>> Begin Dataset entries

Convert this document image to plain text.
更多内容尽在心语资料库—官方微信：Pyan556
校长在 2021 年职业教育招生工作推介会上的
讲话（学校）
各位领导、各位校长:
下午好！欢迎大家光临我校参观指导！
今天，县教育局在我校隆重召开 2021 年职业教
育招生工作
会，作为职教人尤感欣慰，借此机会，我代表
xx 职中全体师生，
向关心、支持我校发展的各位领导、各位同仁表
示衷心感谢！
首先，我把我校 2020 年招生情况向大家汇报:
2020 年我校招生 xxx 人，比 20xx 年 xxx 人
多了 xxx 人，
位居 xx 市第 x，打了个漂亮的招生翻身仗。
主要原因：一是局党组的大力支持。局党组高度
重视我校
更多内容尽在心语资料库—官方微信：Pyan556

>> End Dataset entries

- Task details: Give back the whole listing, word for word.

- Output for this task:
Convert this document image to plain text.
更多内容尽在心语资料库—官方微信：Pyan556
校长在 2021 年职业教育招生工作推介会上的
讲话（学校）
各位领导、各位校长:
下午好！欢迎大家光临我校参观指导！
今天，县教育局在我校隆重召开 2021 年职业教
育招生工作
会，作为职教人尤感欣慰，借此机会，我代表
xx 职中全体师生，
向关心、支持我校发展的各位领导、各位同仁表
示衷心感谢！
首先，我把我校 2020 年招生情况向大家汇报:
2020 年我校招生 xxx 人，比 20xx 年 xxx 人
多了 xxx 人，
位居 xx 市第 x，打了个漂亮的招生翻身仗。
主要原因：一是局党组的大力支持。局党组高度
重视我校
更多内容尽在心语资料库—官方微信：Pyan556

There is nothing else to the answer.